== EXCERPTED RECORDS ==
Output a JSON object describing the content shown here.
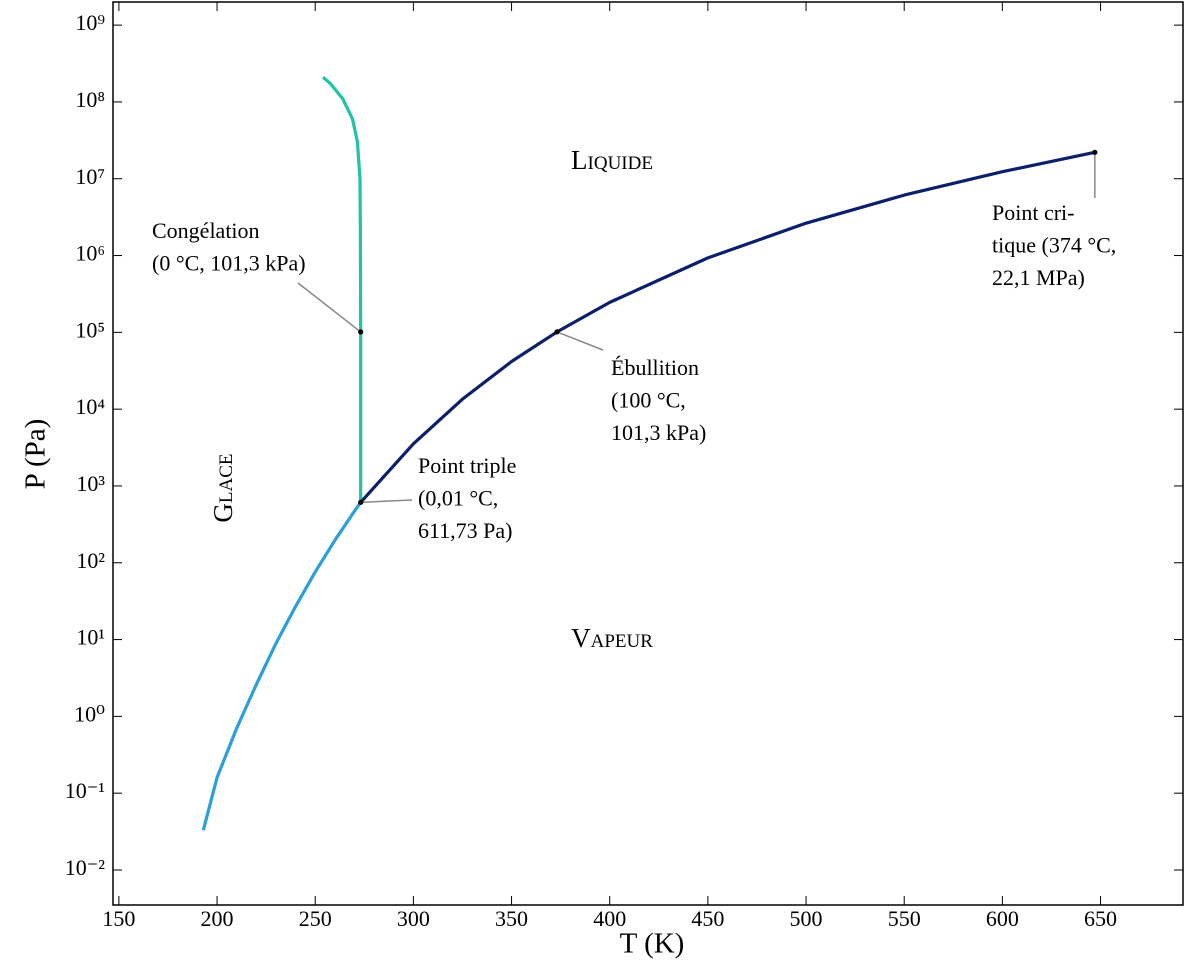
{
  "chart_data": {
    "type": "line",
    "x_label": "T (K)",
    "y_label": "P (Pa)",
    "xlim": [
      147,
      692
    ],
    "xticks": [
      150,
      200,
      250,
      300,
      350,
      400,
      450,
      500,
      550,
      600,
      650
    ],
    "ylim": [
      0.0035,
      2000000000
    ],
    "y_scale": "log",
    "yticks": [
      {
        "value": 0.01,
        "label": "10⁻²"
      },
      {
        "value": 0.1,
        "label": "10⁻¹"
      },
      {
        "value": 1,
        "label": "10⁰"
      },
      {
        "value": 10,
        "label": "10¹"
      },
      {
        "value": 100,
        "label": "10²"
      },
      {
        "value": 1000,
        "label": "10³"
      },
      {
        "value": 10000,
        "label": "10⁴"
      },
      {
        "value": 100000,
        "label": "10⁵"
      },
      {
        "value": 1000000,
        "label": "10⁶"
      },
      {
        "value": 10000000,
        "label": "10⁷"
      },
      {
        "value": 100000000,
        "label": "10⁸"
      },
      {
        "value": 1000000000,
        "label": "10⁹"
      }
    ],
    "grid": false,
    "series": [
      {
        "color": "#2a9fd9",
        "x": [
          193,
          200,
          210,
          220,
          230,
          240,
          250,
          260,
          270,
          273.16
        ],
        "values": [
          0.033,
          0.16,
          0.7,
          2.6,
          8.9,
          27,
          76,
          196,
          470,
          611.73
        ]
      },
      {
        "color": "#1fc4a6",
        "x": [
          273.16,
          273.15,
          273,
          272.8,
          271.5,
          269,
          264,
          258,
          254
        ],
        "values": [
          611.73,
          101300,
          2000000,
          10000000,
          30000000,
          60000000,
          110000000,
          170000000,
          210000000
        ]
      },
      {
        "color": "#0b1f6b",
        "x": [
          273.16,
          300,
          325,
          350,
          373.15,
          400,
          450,
          500,
          550,
          600,
          647.1
        ],
        "values": [
          611.73,
          3540,
          13500,
          41700,
          101300,
          245600,
          932000,
          2640000,
          6120000,
          12340000,
          22064000
        ]
      }
    ],
    "regions": [
      "Liquide",
      "Vapeur",
      "Glace"
    ],
    "annotations": [
      {
        "lines": [
          "Congélation",
          "(0 °C, 101,3 kPa)"
        ]
      },
      {
        "lines": [
          "Point triple",
          "(0,01 °C,",
          "611,73 Pa)"
        ]
      },
      {
        "lines": [
          "Ébullition",
          "(100 °C,",
          "101,3 kPa)"
        ]
      },
      {
        "lines": [
          "Point cri-",
          "tique (374 °C,",
          "22,1 MPa)"
        ]
      }
    ]
  }
}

== YOUR GOAL ==
Print all of the entries word for word. Skip any images they contain.

== EXERCISE SOLUTION ==
Output a JSON object describing the content shown here.
{
  "chart_data": {
    "type": "line",
    "x_label": "T (K)",
    "y_label": "P (Pa)",
    "xlim": [
      147,
      692
    ],
    "xticks": [
      150,
      200,
      250,
      300,
      350,
      400,
      450,
      500,
      550,
      600,
      650
    ],
    "ylim": [
      0.0035,
      2000000000
    ],
    "y_scale": "log",
    "yticks": [
      {
        "value": 0.01,
        "label": "10⁻²"
      },
      {
        "value": 0.1,
        "label": "10⁻¹"
      },
      {
        "value": 1,
        "label": "10⁰"
      },
      {
        "value": 10,
        "label": "10¹"
      },
      {
        "value": 100,
        "label": "10²"
      },
      {
        "value": 1000,
        "label": "10³"
      },
      {
        "value": 10000,
        "label": "10⁴"
      },
      {
        "value": 100000,
        "label": "10⁵"
      },
      {
        "value": 1000000,
        "label": "10⁶"
      },
      {
        "value": 10000000,
        "label": "10⁷"
      },
      {
        "value": 100000000,
        "label": "10⁸"
      },
      {
        "value": 1000000000,
        "label": "10⁹"
      }
    ],
    "grid": false,
    "series": [
      {
        "color": "#2a9fd9",
        "x": [
          193,
          200,
          210,
          220,
          230,
          240,
          250,
          260,
          270,
          273.16
        ],
        "values": [
          0.033,
          0.16,
          0.7,
          2.6,
          8.9,
          27,
          76,
          196,
          470,
          611.73
        ]
      },
      {
        "color": "#1fc4a6",
        "x": [
          273.16,
          273.15,
          273,
          272.8,
          271.5,
          269,
          264,
          258,
          254
        ],
        "values": [
          611.73,
          101300,
          2000000,
          10000000,
          30000000,
          60000000,
          110000000,
          170000000,
          210000000
        ]
      },
      {
        "color": "#0b1f6b",
        "x": [
          273.16,
          300,
          325,
          350,
          373.15,
          400,
          450,
          500,
          550,
          600,
          647.1
        ],
        "values": [
          611.73,
          3540,
          13500,
          41700,
          101300,
          245600,
          932000,
          2640000,
          6120000,
          12340000,
          22064000
        ]
      }
    ],
    "regions": [
      "Liquide",
      "Vapeur",
      "Glace"
    ],
    "annotations": [
      {
        "lines": [
          "Congélation",
          "(0 °C, 101,3 kPa)"
        ]
      },
      {
        "lines": [
          "Point triple",
          "(0,01 °C,",
          "611,73 Pa)"
        ]
      },
      {
        "lines": [
          "Ébullition",
          "(100 °C,",
          "101,3 kPa)"
        ]
      },
      {
        "lines": [
          "Point cri-",
          "tique (374 °C,",
          "22,1 MPa)"
        ]
      }
    ]
  }
}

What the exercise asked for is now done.